OBJECTIVE: Exact reproduction is required for all entries.

------------------------------------------------------------

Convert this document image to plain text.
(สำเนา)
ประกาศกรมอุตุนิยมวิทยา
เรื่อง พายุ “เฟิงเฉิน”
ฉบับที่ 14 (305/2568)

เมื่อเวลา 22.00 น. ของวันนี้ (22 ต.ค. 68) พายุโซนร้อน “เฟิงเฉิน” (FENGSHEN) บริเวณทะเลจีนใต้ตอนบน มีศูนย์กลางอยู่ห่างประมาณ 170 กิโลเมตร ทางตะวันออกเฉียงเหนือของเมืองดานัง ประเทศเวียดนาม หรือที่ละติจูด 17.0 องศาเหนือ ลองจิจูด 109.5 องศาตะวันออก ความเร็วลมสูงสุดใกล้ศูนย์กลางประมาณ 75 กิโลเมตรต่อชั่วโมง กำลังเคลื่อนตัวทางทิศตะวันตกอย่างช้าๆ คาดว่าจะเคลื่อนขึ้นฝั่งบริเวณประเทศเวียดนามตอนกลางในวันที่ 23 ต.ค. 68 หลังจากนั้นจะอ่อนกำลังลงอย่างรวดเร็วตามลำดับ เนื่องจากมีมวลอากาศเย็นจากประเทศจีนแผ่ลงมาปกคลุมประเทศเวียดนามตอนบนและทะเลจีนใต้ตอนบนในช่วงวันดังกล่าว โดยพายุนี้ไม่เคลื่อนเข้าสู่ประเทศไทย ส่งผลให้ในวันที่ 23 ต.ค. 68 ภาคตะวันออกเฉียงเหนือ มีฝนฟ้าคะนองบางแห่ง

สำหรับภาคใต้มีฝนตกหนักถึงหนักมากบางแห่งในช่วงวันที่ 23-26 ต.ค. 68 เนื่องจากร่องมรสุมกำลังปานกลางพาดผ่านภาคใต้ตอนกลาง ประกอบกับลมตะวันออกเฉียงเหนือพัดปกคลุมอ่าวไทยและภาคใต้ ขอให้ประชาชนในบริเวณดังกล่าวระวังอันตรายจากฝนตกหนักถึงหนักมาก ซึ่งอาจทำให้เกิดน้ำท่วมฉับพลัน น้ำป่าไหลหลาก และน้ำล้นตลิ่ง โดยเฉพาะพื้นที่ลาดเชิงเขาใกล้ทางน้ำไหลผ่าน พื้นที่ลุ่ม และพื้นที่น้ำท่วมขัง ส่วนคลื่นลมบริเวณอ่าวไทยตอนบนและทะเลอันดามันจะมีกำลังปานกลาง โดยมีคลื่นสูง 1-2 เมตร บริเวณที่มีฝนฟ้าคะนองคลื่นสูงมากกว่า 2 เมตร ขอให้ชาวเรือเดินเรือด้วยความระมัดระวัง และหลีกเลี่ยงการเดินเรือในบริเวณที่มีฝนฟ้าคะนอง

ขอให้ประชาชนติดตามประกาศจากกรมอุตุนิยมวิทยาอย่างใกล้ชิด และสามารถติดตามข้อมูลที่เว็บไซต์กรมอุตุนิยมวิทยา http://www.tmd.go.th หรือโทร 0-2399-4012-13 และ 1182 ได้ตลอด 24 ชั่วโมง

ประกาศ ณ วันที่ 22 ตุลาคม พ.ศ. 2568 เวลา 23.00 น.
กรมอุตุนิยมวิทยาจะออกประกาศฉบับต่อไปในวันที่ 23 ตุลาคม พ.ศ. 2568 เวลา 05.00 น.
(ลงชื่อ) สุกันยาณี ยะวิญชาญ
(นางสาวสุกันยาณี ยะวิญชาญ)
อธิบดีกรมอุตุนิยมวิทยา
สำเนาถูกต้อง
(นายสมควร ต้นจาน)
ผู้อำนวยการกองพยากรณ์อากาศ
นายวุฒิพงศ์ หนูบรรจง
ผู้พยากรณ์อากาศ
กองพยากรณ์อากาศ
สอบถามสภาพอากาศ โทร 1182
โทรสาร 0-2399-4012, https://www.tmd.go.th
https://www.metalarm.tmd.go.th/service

------------------------------------------------------------

EXERCISE RESULT:
Convert this document image to plain text.
(สำเนา)
ประกาศกรมอุตุนิยมวิทยา
เรื่อง พายุ “เฟิงเฉิน”
ฉบับที่ 14 (305/2568)

เมื่อเวลา 22.00 น. ของวันนี้ (22 ต.ค. 68) พายุโซนร้อน “เฟิงเฉิน” (FENGSHEN) บริเวณทะเลจีนใต้ตอนบน มีศูนย์กลางอยู่ห่างประมาณ 170 กิโลเมตร ทางตะวันออกเฉียงเหนือของเมืองดานัง ประเทศเวียดนาม หรือที่ละติจูด 17.0 องศาเหนือ ลองจิจูด 109.5 องศาตะวันออก ความเร็วลมสูงสุดใกล้ศูนย์กลางประมาณ 75 กิโลเมตรต่อชั่วโมง กำลังเคลื่อนตัวทางทิศตะวันตกอย่างช้าๆ คาดว่าจะเคลื่อนขึ้นฝั่งบริเวณประเทศเวียดนามตอนกลางในวันที่ 23 ต.ค. 68 หลังจากนั้นจะอ่อนกำลังลงอย่างรวดเร็วตามลำดับ เนื่องจากมีมวลอากาศเย็นจากประเทศจีนแผ่ลงมาปกคลุมประเทศเวียดนามตอนบนและทะเลจีนใต้ตอนบนในช่วงวันดังกล่าว โดยพายุนี้ไม่เคลื่อนเข้าสู่ประเทศไทย ส่งผลให้ในวันที่ 23 ต.ค. 68 ภาคตะวันออกเฉียงเหนือ มีฝนฟ้าคะนองบางแห่ง

สำหรับภาคใต้มีฝนตกหนักถึงหนักมากบางแห่งในช่วงวันที่ 23-26 ต.ค. 68 เนื่องจากร่องมรสุมกำลังปานกลางพาดผ่านภาคใต้ตอนกลาง ประกอบกับลมตะวันออกเฉียงเหนือพัดปกคลุมอ่าวไทยและภาคใต้ ขอให้ประชาชนในบริเวณดังกล่าวระวังอันตรายจากฝนตกหนักถึงหนักมาก ซึ่งอาจทำให้เกิดน้ำท่วมฉับพลัน น้ำป่าไหลหลาก และน้ำล้นตลิ่ง โดยเฉพาะพื้นที่ลาดเชิงเขาใกล้ทางน้ำไหลผ่าน พื้นที่ลุ่ม และพื้นที่น้ำท่วมขัง ส่วนคลื่นลมบริเวณอ่าวไทยตอนบนและทะเลอันดามันจะมีกำลังปานกลาง โดยมีคลื่นสูง 1-2 เมตร บริเวณที่มีฝนฟ้าคะนองคลื่นสูงมากกว่า 2 เมตร ขอให้ชาวเรือเดินเรือด้วยความระมัดระวัง และหลีกเลี่ยงการเดินเรือในบริเวณที่มีฝนฟ้าคะนอง

ขอให้ประชาชนติดตามประกาศจากกรมอุตุนิยมวิทยาอย่างใกล้ชิด และสามารถติดตามข้อมูลที่เว็บไซต์กรมอุตุนิยมวิทยา http://www.tmd.go.th หรือโทร 0-2399-4012-13 และ 1182 ได้ตลอด 24 ชั่วโมง

ประกาศ ณ วันที่ 22 ตุลาคม พ.ศ. 2568 เวลา 23.00 น.
กรมอุตุนิยมวิทยาจะออกประกาศฉบับต่อไปในวันที่ 23 ตุลาคม พ.ศ. 2568 เวลา 05.00 น.
(ลงชื่อ) สุกันยาณี ยะวิญชาญ
(นางสาวสุกันยาณี ยะวิญชาญ)
อธิบดีกรมอุตุนิยมวิทยา
สำเนาถูกต้อง
(นายสมควร ต้นจาน)
ผู้อำนวยการกองพยากรณ์อากาศ
นายวุฒิพงศ์ หนูบรรจง
ผู้พยากรณ์อากาศ
กองพยากรณ์อากาศ
สอบถามสภาพอากาศ โทร 1182
โทรสาร 0-2399-4012, https://www.tmd.go.th
https://www.metalarm.tmd.go.th/service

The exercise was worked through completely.